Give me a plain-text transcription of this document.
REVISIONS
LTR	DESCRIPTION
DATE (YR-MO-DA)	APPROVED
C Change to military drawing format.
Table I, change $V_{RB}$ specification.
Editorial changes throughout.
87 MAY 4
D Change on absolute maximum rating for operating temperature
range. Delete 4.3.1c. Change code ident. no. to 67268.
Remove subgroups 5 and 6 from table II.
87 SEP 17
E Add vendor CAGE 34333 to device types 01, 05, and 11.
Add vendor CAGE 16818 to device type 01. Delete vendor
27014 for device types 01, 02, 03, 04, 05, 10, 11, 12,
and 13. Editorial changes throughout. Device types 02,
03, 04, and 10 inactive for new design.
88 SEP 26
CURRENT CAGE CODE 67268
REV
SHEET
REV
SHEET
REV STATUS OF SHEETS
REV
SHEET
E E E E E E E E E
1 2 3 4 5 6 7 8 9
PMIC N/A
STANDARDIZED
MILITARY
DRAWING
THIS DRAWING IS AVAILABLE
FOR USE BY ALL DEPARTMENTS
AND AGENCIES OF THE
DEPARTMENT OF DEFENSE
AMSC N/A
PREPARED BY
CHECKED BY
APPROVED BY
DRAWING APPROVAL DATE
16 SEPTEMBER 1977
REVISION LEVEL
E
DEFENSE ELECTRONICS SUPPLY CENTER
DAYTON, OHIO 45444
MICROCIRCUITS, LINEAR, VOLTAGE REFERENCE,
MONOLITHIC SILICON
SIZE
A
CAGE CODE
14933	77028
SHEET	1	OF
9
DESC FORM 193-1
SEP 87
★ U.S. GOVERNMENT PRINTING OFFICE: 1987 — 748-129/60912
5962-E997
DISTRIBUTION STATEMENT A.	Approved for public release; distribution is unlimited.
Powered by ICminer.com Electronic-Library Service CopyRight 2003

| Exercise description |
Look through the entries above and count each line holding "types"; report the count alone.

| Written solution |
3